EXTRAIT DU DOCUMENT:
JDN. Quelles sont les
principales conclusions de vos études sur l'impact d'Internet dans
une campagne plurimédia ?
Rex Briggs.
C'est très simple : lorsqu'Internet est présent dans
un plan plurimédia, nous constatons systématiquement une
amélioration de l'impact de la campagne publicitaire auprès
du public, tant en terme d'image de marque que d'intention d'achat. Ce
qu'il faut tout d'abord souligner, c'est que ces études sont réalisées
avec le concours de l'IAB et en collaboration avec l'Advertising Research
Foundation, partenaire d'ESOMAR [Association européenne pour les études
d'opinion et de marketing, ndlr]. C'est une garantie d'objectivité
et de neutralité. Lors de nos études, nous avons volontairement
testé l'impact d'Internet auprès de plusieurs types de produits
pour vérifier l'intérêt d'Internet dans tous les domaines. Nous
avons ainsi testé le secteur "hygiène" avec Dove
et Colgate, ou l'alimentaire avec McDonald's.

ENTRÉES DE DONNÉES:
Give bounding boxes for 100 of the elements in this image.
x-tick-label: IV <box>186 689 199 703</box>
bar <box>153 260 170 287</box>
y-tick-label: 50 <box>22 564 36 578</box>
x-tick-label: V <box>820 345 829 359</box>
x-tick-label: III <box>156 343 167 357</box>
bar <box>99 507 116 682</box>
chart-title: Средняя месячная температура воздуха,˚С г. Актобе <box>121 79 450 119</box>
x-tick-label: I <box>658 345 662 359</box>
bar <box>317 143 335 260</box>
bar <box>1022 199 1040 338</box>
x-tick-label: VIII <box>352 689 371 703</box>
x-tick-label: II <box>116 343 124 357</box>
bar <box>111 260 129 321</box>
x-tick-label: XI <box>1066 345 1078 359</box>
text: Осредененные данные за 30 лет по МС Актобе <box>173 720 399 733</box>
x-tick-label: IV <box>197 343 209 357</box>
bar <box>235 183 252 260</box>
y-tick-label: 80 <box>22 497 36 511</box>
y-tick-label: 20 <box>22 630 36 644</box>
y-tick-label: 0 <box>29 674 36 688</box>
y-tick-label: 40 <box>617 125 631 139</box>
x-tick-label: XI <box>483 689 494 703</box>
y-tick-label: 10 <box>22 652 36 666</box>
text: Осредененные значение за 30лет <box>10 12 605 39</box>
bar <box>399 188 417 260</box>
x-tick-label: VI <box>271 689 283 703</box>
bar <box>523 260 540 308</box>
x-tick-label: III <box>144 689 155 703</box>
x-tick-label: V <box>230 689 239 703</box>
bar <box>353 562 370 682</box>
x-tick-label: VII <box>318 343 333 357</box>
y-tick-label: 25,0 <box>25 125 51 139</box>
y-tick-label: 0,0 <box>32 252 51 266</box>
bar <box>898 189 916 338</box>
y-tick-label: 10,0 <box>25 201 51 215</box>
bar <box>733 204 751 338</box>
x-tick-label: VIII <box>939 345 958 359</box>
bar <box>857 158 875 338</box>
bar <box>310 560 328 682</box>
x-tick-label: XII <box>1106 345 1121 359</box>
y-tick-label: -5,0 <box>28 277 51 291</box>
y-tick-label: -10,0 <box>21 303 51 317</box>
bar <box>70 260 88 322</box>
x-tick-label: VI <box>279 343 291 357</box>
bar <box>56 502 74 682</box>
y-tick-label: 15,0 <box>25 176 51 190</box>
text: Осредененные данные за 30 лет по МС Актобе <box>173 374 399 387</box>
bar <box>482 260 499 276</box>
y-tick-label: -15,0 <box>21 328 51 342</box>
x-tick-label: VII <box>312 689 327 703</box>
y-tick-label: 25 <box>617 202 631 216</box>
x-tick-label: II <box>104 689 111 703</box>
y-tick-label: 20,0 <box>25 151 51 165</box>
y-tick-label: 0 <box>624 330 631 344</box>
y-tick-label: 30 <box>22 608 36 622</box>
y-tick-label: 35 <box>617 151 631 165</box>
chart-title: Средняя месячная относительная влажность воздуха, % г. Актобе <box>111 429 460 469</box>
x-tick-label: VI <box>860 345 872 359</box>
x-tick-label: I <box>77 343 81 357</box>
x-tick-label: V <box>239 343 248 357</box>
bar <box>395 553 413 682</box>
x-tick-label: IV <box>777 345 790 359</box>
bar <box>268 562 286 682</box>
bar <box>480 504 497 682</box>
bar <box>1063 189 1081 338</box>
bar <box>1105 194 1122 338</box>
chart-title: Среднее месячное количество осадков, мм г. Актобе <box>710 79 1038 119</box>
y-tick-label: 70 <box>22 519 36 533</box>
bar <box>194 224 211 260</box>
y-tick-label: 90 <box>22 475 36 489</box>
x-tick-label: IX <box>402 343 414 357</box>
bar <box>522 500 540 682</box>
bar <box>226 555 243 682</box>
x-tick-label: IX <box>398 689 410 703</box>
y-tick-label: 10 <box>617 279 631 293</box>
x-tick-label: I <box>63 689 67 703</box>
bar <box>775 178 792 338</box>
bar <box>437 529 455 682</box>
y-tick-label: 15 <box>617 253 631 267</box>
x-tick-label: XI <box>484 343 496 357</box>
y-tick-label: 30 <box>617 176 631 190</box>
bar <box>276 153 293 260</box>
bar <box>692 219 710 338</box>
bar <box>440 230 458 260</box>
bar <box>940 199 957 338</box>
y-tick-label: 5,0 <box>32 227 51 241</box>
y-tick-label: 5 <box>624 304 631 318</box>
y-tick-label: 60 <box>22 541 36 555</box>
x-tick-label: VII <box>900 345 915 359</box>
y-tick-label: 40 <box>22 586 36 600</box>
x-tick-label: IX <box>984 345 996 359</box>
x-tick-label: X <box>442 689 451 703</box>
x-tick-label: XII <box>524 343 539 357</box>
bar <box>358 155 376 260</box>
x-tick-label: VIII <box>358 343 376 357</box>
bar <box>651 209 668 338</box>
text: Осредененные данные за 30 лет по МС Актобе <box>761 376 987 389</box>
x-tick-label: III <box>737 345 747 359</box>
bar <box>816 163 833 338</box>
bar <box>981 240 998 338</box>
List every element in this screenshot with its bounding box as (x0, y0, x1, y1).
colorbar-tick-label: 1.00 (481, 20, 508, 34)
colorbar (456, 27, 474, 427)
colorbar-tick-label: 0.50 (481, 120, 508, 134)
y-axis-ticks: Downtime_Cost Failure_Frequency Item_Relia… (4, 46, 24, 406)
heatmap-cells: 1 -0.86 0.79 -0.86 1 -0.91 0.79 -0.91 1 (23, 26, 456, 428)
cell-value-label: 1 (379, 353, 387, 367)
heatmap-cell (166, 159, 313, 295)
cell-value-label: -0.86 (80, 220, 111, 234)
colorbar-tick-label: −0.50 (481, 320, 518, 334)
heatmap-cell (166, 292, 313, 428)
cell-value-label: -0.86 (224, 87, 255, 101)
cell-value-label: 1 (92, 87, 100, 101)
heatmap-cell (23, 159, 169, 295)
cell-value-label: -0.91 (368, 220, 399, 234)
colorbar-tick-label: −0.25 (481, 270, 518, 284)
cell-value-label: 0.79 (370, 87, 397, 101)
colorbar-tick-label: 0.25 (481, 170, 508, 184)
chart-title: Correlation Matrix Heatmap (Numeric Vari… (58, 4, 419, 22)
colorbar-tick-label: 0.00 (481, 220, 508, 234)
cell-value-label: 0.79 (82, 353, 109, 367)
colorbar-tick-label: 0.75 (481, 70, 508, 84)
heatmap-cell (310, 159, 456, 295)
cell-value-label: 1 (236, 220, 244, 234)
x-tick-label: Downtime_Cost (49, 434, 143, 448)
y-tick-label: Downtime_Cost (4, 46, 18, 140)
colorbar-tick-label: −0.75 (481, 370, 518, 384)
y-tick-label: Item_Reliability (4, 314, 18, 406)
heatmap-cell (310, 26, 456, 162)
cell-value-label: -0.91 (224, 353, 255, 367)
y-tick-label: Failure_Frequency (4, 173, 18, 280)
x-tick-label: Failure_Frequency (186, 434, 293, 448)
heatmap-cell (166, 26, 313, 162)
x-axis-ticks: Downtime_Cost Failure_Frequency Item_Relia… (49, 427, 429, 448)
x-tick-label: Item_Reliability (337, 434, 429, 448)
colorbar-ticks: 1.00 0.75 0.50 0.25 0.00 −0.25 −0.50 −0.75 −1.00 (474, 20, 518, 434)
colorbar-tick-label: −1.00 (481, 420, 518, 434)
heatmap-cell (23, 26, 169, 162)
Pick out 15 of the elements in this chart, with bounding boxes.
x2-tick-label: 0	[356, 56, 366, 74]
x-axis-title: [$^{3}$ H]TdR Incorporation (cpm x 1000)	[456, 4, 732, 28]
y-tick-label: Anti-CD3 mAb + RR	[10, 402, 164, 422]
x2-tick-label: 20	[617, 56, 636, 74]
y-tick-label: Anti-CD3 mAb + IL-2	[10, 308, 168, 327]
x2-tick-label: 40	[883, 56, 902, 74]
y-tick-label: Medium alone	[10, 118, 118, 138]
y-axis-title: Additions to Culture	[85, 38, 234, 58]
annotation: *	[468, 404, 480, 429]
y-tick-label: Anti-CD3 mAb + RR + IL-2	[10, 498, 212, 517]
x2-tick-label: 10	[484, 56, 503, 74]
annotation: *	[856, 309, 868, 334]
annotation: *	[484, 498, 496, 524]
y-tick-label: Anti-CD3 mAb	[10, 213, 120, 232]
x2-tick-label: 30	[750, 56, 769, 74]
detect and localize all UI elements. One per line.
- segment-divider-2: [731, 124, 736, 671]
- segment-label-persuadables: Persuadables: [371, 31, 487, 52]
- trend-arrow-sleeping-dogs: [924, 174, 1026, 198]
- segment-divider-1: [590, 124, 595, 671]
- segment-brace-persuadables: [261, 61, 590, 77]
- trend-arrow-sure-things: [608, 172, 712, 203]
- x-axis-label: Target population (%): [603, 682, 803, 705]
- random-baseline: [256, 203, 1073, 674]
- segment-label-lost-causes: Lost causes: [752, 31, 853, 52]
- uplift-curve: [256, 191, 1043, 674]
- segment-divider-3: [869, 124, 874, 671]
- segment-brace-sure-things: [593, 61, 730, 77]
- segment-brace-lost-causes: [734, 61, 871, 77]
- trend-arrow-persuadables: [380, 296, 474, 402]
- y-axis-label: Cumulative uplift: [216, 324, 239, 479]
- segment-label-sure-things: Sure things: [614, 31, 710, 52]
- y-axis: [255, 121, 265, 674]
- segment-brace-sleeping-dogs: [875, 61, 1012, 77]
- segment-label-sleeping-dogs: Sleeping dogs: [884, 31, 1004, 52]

OBJECTIF DE L'EXERCICE: Condensez sous forme de liste le paragraphe de l'entretien qui commence par « C'est très simple », en gardant ses faits essentiels. Appuyez-vous uniquement sur l'entretien.

RÉSULTAT DE L'EXERCICE:
- Quand Internet figure dans un plan plurimédia, l'impact de la campagne publicitaire auprès du public s'améliore systématiquement, pour l'image de marque comme pour l'intention d'achat.
- Les études sont menées avec le concours de l'IAB et en collaboration avec l'Advertising Research Foundation, partenaire d'ESOMAR, ce qui garantit objectivité et neutralité.
- L'impact d'Internet a été testé sur plusieurs types de produits : l'hygiène avec Dove et Colgate, l'alimentaire avec McDonald's.